Information given:
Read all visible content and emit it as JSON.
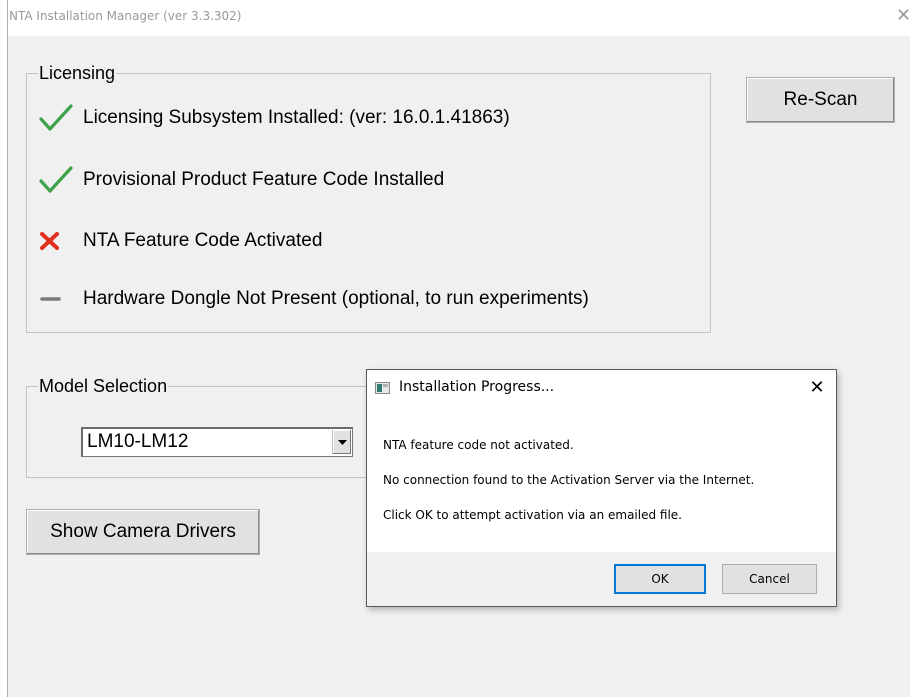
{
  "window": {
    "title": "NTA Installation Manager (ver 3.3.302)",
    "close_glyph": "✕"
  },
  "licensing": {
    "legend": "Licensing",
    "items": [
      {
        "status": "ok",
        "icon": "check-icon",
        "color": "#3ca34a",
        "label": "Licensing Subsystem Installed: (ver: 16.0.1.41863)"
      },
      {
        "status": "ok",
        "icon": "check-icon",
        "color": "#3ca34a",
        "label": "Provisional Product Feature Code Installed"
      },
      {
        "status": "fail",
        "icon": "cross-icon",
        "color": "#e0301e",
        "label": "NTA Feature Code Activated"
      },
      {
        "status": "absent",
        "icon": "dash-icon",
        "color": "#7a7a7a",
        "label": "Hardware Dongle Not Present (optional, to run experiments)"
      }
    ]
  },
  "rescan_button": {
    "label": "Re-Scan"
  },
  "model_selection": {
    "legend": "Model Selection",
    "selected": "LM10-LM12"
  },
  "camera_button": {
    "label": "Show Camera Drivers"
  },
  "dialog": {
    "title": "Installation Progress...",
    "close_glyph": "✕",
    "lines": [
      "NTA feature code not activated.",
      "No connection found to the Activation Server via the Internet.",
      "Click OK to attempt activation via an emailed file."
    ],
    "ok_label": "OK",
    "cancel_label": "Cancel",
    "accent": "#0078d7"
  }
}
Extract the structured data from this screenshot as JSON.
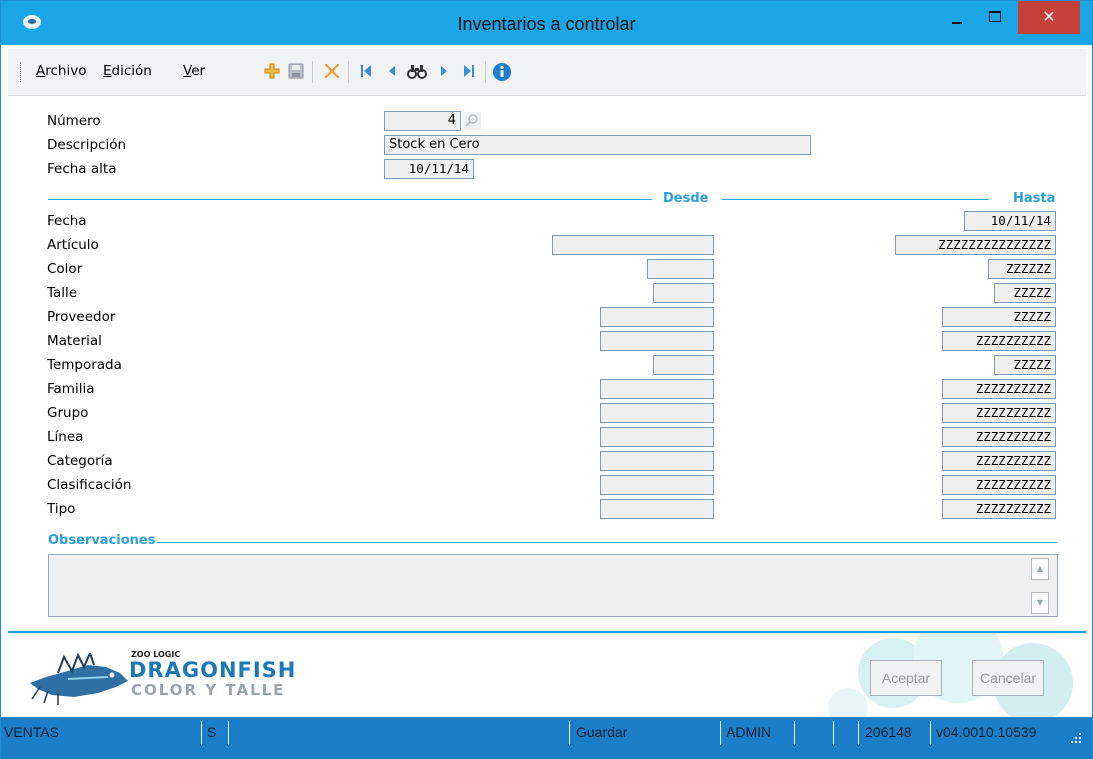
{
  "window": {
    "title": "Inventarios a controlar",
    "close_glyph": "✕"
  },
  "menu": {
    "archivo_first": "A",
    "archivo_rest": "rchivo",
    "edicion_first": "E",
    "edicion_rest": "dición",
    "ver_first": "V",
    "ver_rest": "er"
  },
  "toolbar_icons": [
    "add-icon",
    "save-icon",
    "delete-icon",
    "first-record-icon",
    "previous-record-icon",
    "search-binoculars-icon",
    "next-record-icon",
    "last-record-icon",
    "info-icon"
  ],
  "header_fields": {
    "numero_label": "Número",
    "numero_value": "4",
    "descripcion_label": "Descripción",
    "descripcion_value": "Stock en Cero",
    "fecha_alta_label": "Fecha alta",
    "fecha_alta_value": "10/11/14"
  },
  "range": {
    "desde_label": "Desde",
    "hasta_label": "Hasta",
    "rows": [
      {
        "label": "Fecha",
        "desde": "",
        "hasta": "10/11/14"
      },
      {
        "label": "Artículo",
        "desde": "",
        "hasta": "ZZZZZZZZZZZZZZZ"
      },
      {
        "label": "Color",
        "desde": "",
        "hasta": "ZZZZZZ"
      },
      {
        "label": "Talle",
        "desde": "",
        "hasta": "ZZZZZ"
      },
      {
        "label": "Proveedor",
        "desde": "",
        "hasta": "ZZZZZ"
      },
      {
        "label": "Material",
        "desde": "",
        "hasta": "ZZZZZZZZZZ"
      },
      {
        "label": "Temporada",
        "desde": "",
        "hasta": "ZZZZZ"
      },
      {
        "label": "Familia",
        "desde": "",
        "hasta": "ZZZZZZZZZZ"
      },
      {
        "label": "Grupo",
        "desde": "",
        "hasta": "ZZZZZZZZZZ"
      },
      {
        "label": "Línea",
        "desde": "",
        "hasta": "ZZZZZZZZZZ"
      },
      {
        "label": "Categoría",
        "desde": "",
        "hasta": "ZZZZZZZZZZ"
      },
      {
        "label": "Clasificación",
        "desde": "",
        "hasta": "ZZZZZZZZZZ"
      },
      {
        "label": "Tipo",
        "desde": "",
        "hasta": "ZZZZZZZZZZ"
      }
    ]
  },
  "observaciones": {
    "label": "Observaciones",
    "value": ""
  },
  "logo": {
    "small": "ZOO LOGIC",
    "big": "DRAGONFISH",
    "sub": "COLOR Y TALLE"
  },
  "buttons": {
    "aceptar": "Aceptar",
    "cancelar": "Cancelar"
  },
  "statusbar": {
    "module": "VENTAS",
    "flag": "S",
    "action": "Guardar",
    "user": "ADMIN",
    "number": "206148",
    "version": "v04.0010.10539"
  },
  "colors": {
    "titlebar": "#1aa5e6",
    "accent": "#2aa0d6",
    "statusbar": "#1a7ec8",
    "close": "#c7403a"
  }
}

Task description:
Without the pictures, reproduce every line of the records above exactly.

Answer to the task:
Read all visible content and emit it as JSON.
{
  "window": {
    "title": "NTA Installation Manager (ver 3.3.302)",
    "close_glyph": "✕"
  },
  "licensing": {
    "legend": "Licensing",
    "items": [
      {
        "status": "ok",
        "icon": "check-icon",
        "color": "#3ca34a",
        "label": "Licensing Subsystem Installed: (ver: 16.0.1.41863)"
      },
      {
        "status": "ok",
        "icon": "check-icon",
        "color": "#3ca34a",
        "label": "Provisional Product Feature Code Installed"
      },
      {
        "status": "fail",
        "icon": "cross-icon",
        "color": "#e0301e",
        "label": "NTA Feature Code Activated"
      },
      {
        "status": "absent",
        "icon": "dash-icon",
        "color": "#7a7a7a",
        "label": "Hardware Dongle Not Present (optional, to run experiments)"
      }
    ]
  },
  "rescan_button": {
    "label": "Re-Scan"
  },
  "model_selection": {
    "legend": "Model Selection",
    "selected": "LM10-LM12"
  },
  "camera_button": {
    "label": "Show Camera Drivers"
  },
  "dialog": {
    "title": "Installation Progress...",
    "close_glyph": "✕",
    "lines": [
      "NTA feature code not activated.",
      "No connection found to the Activation Server via the Internet.",
      "Click OK to attempt activation via an emailed file."
    ],
    "ok_label": "OK",
    "cancel_label": "Cancel",
    "accent": "#0078d7"
  }
}
Extract the structured data from this screenshot as JSON.
{
  "window": {
    "title": "Inventarios a controlar",
    "close_glyph": "✕"
  },
  "menu": {
    "archivo_first": "A",
    "archivo_rest": "rchivo",
    "edicion_first": "E",
    "edicion_rest": "dición",
    "ver_first": "V",
    "ver_rest": "er"
  },
  "toolbar_icons": [
    "add-icon",
    "save-icon",
    "delete-icon",
    "first-record-icon",
    "previous-record-icon",
    "search-binoculars-icon",
    "next-record-icon",
    "last-record-icon",
    "info-icon"
  ],
  "header_fields": {
    "numero_label": "Número",
    "numero_value": "4",
    "descripcion_label": "Descripción",
    "descripcion_value": "Stock en Cero",
    "fecha_alta_label": "Fecha alta",
    "fecha_alta_value": "10/11/14"
  },
  "range": {
    "desde_label": "Desde",
    "hasta_label": "Hasta",
    "rows": [
      {
        "label": "Fecha",
        "desde": "",
        "hasta": "10/11/14"
      },
      {
        "label": "Artículo",
        "desde": "",
        "hasta": "ZZZZZZZZZZZZZZZ"
      },
      {
        "label": "Color",
        "desde": "",
        "hasta": "ZZZZZZ"
      },
      {
        "label": "Talle",
        "desde": "",
        "hasta": "ZZZZZ"
      },
      {
        "label": "Proveedor",
        "desde": "",
        "hasta": "ZZZZZ"
      },
      {
        "label": "Material",
        "desde": "",
        "hasta": "ZZZZZZZZZZ"
      },
      {
        "label": "Temporada",
        "desde": "",
        "hasta": "ZZZZZ"
      },
      {
        "label": "Familia",
        "desde": "",
        "hasta": "ZZZZZZZZZZ"
      },
      {
        "label": "Grupo",
        "desde": "",
        "hasta": "ZZZZZZZZZZ"
      },
      {
        "label": "Línea",
        "desde": "",
        "hasta": "ZZZZZZZZZZ"
      },
      {
        "label": "Categoría",
        "desde": "",
        "hasta": "ZZZZZZZZZZ"
      },
      {
        "label": "Clasificación",
        "desde": "",
        "hasta": "ZZZZZZZZZZ"
      },
      {
        "label": "Tipo",
        "desde": "",
        "hasta": "ZZZZZZZZZZ"
      }
    ]
  },
  "observaciones": {
    "label": "Observaciones",
    "value": ""
  },
  "logo": {
    "small": "ZOO LOGIC",
    "big": "DRAGONFISH",
    "sub": "COLOR Y TALLE"
  },
  "buttons": {
    "aceptar": "Aceptar",
    "cancelar": "Cancelar"
  },
  "statusbar": {
    "module": "VENTAS",
    "flag": "S",
    "action": "Guardar",
    "user": "ADMIN",
    "number": "206148",
    "version": "v04.0010.10539"
  },
  "colors": {
    "titlebar": "#1aa5e6",
    "accent": "#2aa0d6",
    "statusbar": "#1a7ec8",
    "close": "#c7403a"
  }
}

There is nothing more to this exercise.